Objective
Say the number of lines containing the string "根据文意可知", and say nothing else.

Given data
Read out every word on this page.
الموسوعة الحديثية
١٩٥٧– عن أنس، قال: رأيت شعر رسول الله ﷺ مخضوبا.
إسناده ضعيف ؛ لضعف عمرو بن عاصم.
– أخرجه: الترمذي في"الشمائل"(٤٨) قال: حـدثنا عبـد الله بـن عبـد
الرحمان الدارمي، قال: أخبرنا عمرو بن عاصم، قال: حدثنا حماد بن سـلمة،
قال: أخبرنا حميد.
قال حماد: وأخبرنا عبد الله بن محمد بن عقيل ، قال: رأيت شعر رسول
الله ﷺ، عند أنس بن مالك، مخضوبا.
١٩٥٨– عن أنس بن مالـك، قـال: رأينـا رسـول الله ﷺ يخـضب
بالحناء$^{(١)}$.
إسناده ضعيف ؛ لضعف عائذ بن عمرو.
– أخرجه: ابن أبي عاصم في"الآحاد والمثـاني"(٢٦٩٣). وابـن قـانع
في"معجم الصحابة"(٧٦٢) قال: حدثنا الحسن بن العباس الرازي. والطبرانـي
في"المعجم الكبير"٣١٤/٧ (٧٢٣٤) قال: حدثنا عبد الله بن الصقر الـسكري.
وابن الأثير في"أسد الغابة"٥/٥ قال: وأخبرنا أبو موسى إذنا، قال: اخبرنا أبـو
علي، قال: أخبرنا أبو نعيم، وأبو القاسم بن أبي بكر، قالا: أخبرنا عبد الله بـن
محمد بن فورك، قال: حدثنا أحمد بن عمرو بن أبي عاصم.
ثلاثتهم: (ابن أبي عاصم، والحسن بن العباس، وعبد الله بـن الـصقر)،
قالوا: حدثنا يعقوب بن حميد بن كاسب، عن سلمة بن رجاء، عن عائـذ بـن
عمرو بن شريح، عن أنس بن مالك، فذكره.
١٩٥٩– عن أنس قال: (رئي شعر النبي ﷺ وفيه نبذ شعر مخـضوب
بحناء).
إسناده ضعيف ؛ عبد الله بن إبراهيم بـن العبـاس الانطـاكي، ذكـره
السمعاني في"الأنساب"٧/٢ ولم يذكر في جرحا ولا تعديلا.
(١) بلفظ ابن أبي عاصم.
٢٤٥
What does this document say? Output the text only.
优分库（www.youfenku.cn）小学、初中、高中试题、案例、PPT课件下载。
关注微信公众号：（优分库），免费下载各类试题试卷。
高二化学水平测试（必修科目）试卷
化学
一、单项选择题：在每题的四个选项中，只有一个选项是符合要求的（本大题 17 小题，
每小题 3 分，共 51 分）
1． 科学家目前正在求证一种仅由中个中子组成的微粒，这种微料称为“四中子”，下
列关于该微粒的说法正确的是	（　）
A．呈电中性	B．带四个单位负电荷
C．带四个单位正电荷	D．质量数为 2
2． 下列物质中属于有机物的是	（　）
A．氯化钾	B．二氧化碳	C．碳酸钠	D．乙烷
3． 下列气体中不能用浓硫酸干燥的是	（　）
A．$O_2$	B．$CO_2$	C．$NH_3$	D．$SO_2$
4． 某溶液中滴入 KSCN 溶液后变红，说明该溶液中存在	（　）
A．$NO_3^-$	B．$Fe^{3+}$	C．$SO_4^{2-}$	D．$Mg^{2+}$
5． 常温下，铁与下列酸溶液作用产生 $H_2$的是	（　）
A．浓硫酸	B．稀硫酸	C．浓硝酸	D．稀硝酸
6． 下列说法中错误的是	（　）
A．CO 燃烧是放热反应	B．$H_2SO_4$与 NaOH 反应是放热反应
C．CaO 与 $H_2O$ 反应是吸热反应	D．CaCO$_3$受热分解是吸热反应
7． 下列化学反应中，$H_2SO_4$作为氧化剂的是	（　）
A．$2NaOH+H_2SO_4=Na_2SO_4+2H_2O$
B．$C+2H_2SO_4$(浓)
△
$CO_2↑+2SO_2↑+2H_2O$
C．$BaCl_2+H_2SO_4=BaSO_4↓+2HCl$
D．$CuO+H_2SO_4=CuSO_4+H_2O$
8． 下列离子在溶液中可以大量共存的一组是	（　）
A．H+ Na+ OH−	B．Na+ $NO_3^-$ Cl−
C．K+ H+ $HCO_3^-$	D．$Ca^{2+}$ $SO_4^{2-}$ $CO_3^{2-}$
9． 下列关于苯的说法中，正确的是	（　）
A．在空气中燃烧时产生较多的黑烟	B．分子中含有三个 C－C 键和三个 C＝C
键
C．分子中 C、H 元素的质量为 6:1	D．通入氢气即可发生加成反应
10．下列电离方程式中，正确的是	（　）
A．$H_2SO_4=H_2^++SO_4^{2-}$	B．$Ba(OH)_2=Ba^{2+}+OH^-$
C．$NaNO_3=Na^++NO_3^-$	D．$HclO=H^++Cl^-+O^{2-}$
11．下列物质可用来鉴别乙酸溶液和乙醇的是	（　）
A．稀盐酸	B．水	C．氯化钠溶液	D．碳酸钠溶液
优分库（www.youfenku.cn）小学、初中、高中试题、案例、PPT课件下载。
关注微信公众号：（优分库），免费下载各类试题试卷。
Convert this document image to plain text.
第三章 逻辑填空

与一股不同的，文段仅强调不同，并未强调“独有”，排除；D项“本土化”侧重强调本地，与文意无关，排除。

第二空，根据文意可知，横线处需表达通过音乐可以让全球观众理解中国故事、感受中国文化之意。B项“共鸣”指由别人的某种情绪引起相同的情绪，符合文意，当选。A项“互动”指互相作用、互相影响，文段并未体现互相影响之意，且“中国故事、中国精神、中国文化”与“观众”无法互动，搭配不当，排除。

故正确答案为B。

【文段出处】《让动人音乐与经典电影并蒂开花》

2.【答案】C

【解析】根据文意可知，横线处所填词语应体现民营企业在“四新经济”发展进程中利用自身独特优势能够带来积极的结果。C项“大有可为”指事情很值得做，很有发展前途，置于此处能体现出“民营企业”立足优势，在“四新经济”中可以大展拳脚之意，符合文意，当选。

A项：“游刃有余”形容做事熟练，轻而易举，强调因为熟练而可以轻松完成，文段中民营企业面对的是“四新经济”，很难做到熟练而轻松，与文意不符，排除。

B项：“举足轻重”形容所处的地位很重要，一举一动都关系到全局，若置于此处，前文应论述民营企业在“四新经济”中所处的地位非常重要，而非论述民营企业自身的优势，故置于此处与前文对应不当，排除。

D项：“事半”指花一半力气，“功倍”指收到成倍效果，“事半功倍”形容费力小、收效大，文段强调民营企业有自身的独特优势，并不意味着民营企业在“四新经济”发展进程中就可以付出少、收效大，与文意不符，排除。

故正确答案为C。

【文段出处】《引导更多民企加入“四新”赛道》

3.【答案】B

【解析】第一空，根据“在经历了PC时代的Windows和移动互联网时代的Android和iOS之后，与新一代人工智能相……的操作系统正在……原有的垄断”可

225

Expected answer
2